[Data entries for graphics]
-- begin --

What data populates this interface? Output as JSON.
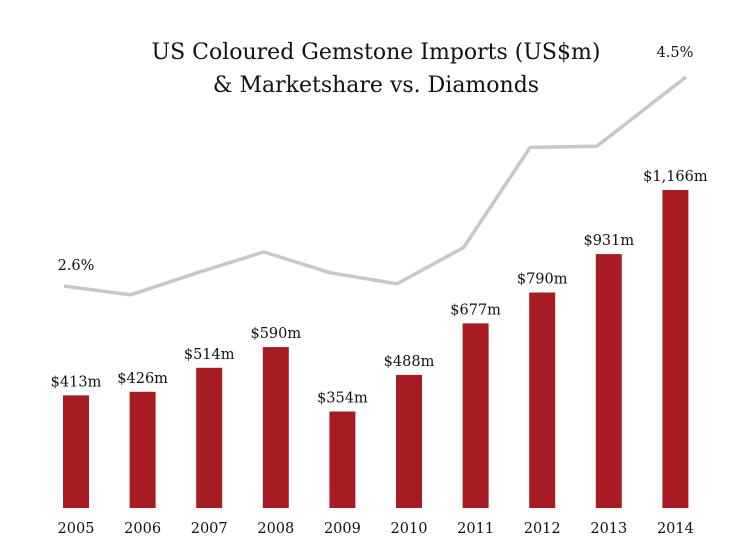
{
  "chart_data": {
    "type": "bar",
    "title_line1": "US Coloured Gemstone Imports (US$m)",
    "title_line2": "& Marketshare vs. Diamonds",
    "categories": [
      "2005",
      "2006",
      "2007",
      "2008",
      "2009",
      "2010",
      "2011",
      "2012",
      "2013",
      "2014"
    ],
    "values": [
      413,
      426,
      514,
      590,
      354,
      488,
      677,
      790,
      931,
      1166
    ],
    "value_labels": [
      "$413m",
      "$426m",
      "$514m",
      "$590m",
      "$354m",
      "$488m",
      "$677m",
      "$790m",
      "$931m",
      "$1,166m"
    ],
    "share_line": {
      "values": [
        2.6,
        2.52,
        2.72,
        2.91,
        2.72,
        2.62,
        2.95,
        3.86,
        3.87,
        4.5
      ],
      "labels": {
        "first": "2.6%",
        "last": "4.5%"
      }
    },
    "bar_color": "#a61c22",
    "line_color": "#c8c8c8"
  }
}
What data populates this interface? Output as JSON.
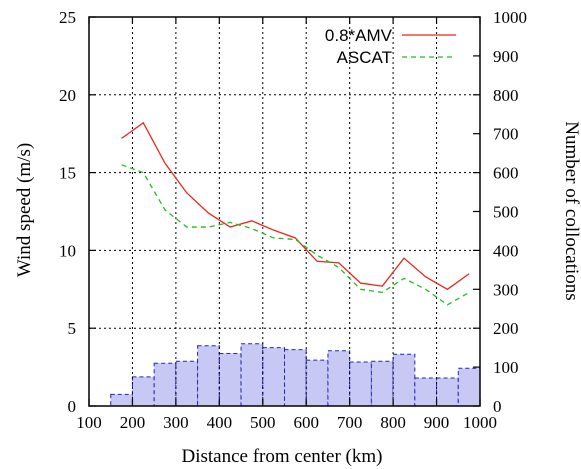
{
  "chart_data": {
    "type": "line",
    "title": "",
    "xlabel": "Distance from center (km)",
    "ylabel": "Wind speed (m/s)",
    "y2label": "Number of collocations",
    "xlim": [
      100,
      1000
    ],
    "ylim": [
      0,
      25
    ],
    "y2lim": [
      0,
      1000
    ],
    "grid": true,
    "legend_position": "top-right",
    "x_ticks": [
      "100",
      "200",
      "300",
      "400",
      "500",
      "600",
      "700",
      "800",
      "900",
      "1000"
    ],
    "y_ticks": [
      "0",
      "5",
      "10",
      "15",
      "20",
      "25"
    ],
    "y2_ticks": [
      "0",
      "100",
      "200",
      "300",
      "400",
      "500",
      "600",
      "700",
      "800",
      "900",
      "1000"
    ],
    "series": [
      {
        "name": "0.8*AMV",
        "color": "#e8281e",
        "dash": "solid",
        "x": [
          175,
          225,
          275,
          325,
          375,
          425,
          475,
          525,
          575,
          625,
          675,
          725,
          775,
          825,
          875,
          925,
          975
        ],
        "values": [
          17.2,
          18.2,
          15.6,
          13.7,
          12.4,
          11.5,
          11.9,
          11.3,
          10.8,
          9.3,
          9.2,
          7.9,
          7.7,
          9.5,
          8.3,
          7.5,
          8.5
        ]
      },
      {
        "name": "ASCAT",
        "color": "#1fbf1f",
        "dash": "5,4",
        "x": [
          175,
          225,
          275,
          325,
          375,
          425,
          475,
          525,
          575,
          625,
          675,
          725,
          775,
          825,
          875,
          925,
          975
        ],
        "values": [
          15.5,
          15.0,
          12.6,
          11.5,
          11.5,
          11.8,
          11.4,
          10.8,
          10.7,
          9.7,
          8.9,
          7.5,
          7.3,
          8.2,
          7.5,
          6.5,
          7.3
        ]
      }
    ],
    "bars": {
      "axis": "right",
      "fill": "#c8c8f5",
      "edge": "#2222c8",
      "x_start": [
        150,
        200,
        250,
        300,
        350,
        400,
        450,
        500,
        550,
        600,
        650,
        700,
        750,
        800,
        850,
        900,
        950
      ],
      "x_end": [
        200,
        250,
        300,
        350,
        400,
        450,
        500,
        550,
        600,
        650,
        700,
        750,
        800,
        850,
        900,
        950,
        1000
      ],
      "values": [
        30,
        75,
        110,
        115,
        155,
        135,
        160,
        150,
        145,
        118,
        142,
        113,
        115,
        133,
        72,
        72,
        97
      ]
    }
  }
}
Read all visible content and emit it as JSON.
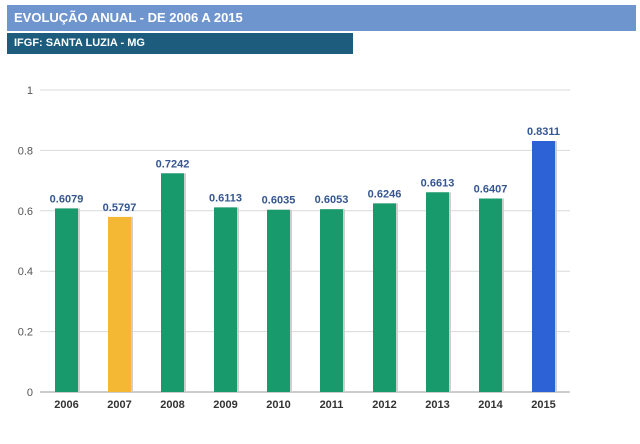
{
  "header": {
    "title": "EVOLUÇÃO ANUAL - DE 2006 A 2015",
    "subtitle": "IFGF: SANTA LUZIA - MG"
  },
  "chart_data": {
    "type": "bar",
    "categories": [
      "2006",
      "2007",
      "2008",
      "2009",
      "2010",
      "2011",
      "2012",
      "2013",
      "2014",
      "2015"
    ],
    "values": [
      0.6079,
      0.5797,
      0.7242,
      0.6113,
      0.6035,
      0.6053,
      0.6246,
      0.6613,
      0.6407,
      0.8311
    ],
    "data_labels": [
      "0.6079",
      "0.5797",
      "0.7242",
      "0.6113",
      "0.6035",
      "0.6053",
      "0.6246",
      "0.6613",
      "0.6407",
      "0.8311"
    ],
    "bar_colors": [
      "#189a6d",
      "#f4b834",
      "#189a6d",
      "#189a6d",
      "#189a6d",
      "#189a6d",
      "#189a6d",
      "#189a6d",
      "#189a6d",
      "#2c62d6"
    ],
    "label_color": "#35568f",
    "yticks": [
      0,
      0.2,
      0.4,
      0.6,
      0.8,
      1
    ],
    "ytick_labels": [
      "0",
      "0.2",
      "0.4",
      "0.6",
      "0.8",
      "1"
    ],
    "ylim": [
      0,
      1
    ],
    "grid": true,
    "xlabel": "",
    "ylabel": ""
  }
}
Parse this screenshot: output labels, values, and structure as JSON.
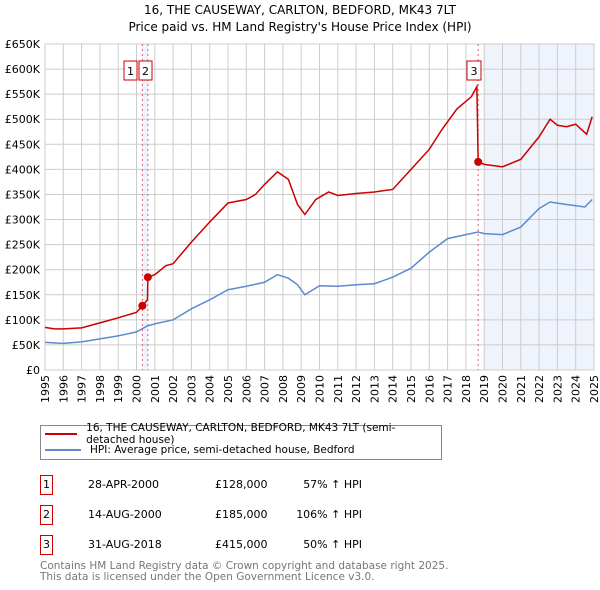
{
  "chart_data": {
    "type": "line",
    "title": "16, THE CAUSEWAY, CARLTON, BEDFORD, MK43 7LT",
    "subtitle": "Price paid vs. HM Land Registry's House Price Index (HPI)",
    "xlim": [
      1995,
      2025
    ],
    "ylim": [
      0,
      650000
    ],
    "x_ticks": [
      "1995",
      "1996",
      "1997",
      "1998",
      "1999",
      "2000",
      "2001",
      "2002",
      "2003",
      "2004",
      "2005",
      "2006",
      "2007",
      "2008",
      "2009",
      "2010",
      "2011",
      "2012",
      "2013",
      "2014",
      "2015",
      "2016",
      "2017",
      "2018",
      "2019",
      "2020",
      "2021",
      "2022",
      "2023",
      "2024",
      "2025"
    ],
    "y_ticks": [
      {
        "v": 0,
        "l": "£0"
      },
      {
        "v": 50000,
        "l": "£50K"
      },
      {
        "v": 100000,
        "l": "£100K"
      },
      {
        "v": 150000,
        "l": "£150K"
      },
      {
        "v": 200000,
        "l": "£200K"
      },
      {
        "v": 250000,
        "l": "£250K"
      },
      {
        "v": 300000,
        "l": "£300K"
      },
      {
        "v": 350000,
        "l": "£350K"
      },
      {
        "v": 400000,
        "l": "£400K"
      },
      {
        "v": 450000,
        "l": "£450K"
      },
      {
        "v": 500000,
        "l": "£500K"
      },
      {
        "v": 550000,
        "l": "£550K"
      },
      {
        "v": 600000,
        "l": "£600K"
      },
      {
        "v": 650000,
        "l": "£650K"
      }
    ],
    "grid": true,
    "series": [
      {
        "name": "16, THE CAUSEWAY, CARLTON, BEDFORD, MK43 7LT (semi-detached house)",
        "color": "#cc0000",
        "x": [
          1995,
          1995.5,
          1996,
          1997,
          1998,
          1999,
          2000,
          2000.32,
          2000.6,
          2000.62,
          2001,
          2001.6,
          2002,
          2003,
          2004,
          2005,
          2006,
          2006.5,
          2007,
          2007.7,
          2008.3,
          2008.8,
          2009.2,
          2009.8,
          2010.5,
          2011,
          2012,
          2013,
          2014,
          2015,
          2016,
          2016.7,
          2017.5,
          2018.3,
          2018.6,
          2018.67,
          2019,
          2020,
          2021,
          2022,
          2022.6,
          2023,
          2023.5,
          2024,
          2024.6,
          2024.9
        ],
        "y": [
          85000,
          82000,
          82000,
          84000,
          94000,
          104000,
          115000,
          128000,
          140000,
          185000,
          190000,
          208000,
          212000,
          255000,
          295000,
          333000,
          340000,
          350000,
          370000,
          395000,
          380000,
          330000,
          310000,
          340000,
          355000,
          348000,
          352000,
          355000,
          360000,
          400000,
          440000,
          480000,
          520000,
          545000,
          565000,
          415000,
          410000,
          405000,
          420000,
          465000,
          500000,
          488000,
          485000,
          490000,
          470000,
          505000
        ]
      },
      {
        "name": "HPI: Average price, semi-detached house, Bedford",
        "color": "#5b8bd0",
        "x": [
          1995,
          1996,
          1997,
          1998,
          1999,
          2000,
          2000.6,
          2001,
          2002,
          2003,
          2004,
          2005,
          2006,
          2007,
          2007.7,
          2008.3,
          2008.8,
          2009.2,
          2010,
          2011,
          2012,
          2013,
          2014,
          2015,
          2016,
          2017,
          2018,
          2018.67,
          2019,
          2020,
          2021,
          2022,
          2022.6,
          2023.5,
          2024.5,
          2024.9
        ],
        "y": [
          55000,
          53000,
          56000,
          62000,
          68000,
          76000,
          88000,
          92000,
          100000,
          122000,
          140000,
          160000,
          167000,
          175000,
          190000,
          183000,
          170000,
          150000,
          168000,
          167000,
          170000,
          172000,
          185000,
          203000,
          235000,
          262000,
          270000,
          275000,
          272000,
          270000,
          285000,
          322000,
          335000,
          330000,
          325000,
          340000
        ]
      }
    ],
    "sales": [
      {
        "label": "1",
        "x": 2000.32,
        "y": 128000,
        "date": "28-APR-2000",
        "price": "£128,000",
        "hpi": "57% ↑ HPI"
      },
      {
        "label": "2",
        "x": 2000.62,
        "y": 185000,
        "date": "14-AUG-2000",
        "price": "£185,000",
        "hpi": "106% ↑ HPI"
      },
      {
        "label": "3",
        "x": 2018.67,
        "y": 415000,
        "date": "31-AUG-2018",
        "price": "£415,000",
        "hpi": "50% ↑ HPI"
      }
    ],
    "shaded_from": 2019,
    "legend_position": "bottom"
  },
  "footer": [
    "Contains HM Land Registry data © Crown copyright and database right 2025.",
    "This data is licensed under the Open Government Licence v3.0."
  ]
}
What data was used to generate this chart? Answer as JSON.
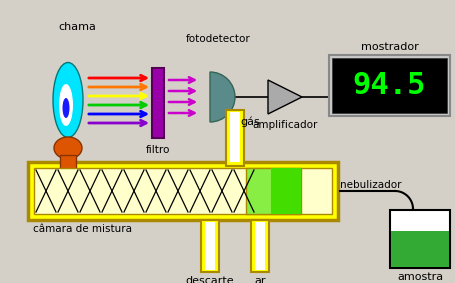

-- end --

> **YOUR TASK**: Where a line contains "right", copy that line.

> **FULL RESPONSE**:
    "legend_position": "top-right",
      "axis": "right",
    "Contains HM Land Registry data © Crown copyright and database right 2025.",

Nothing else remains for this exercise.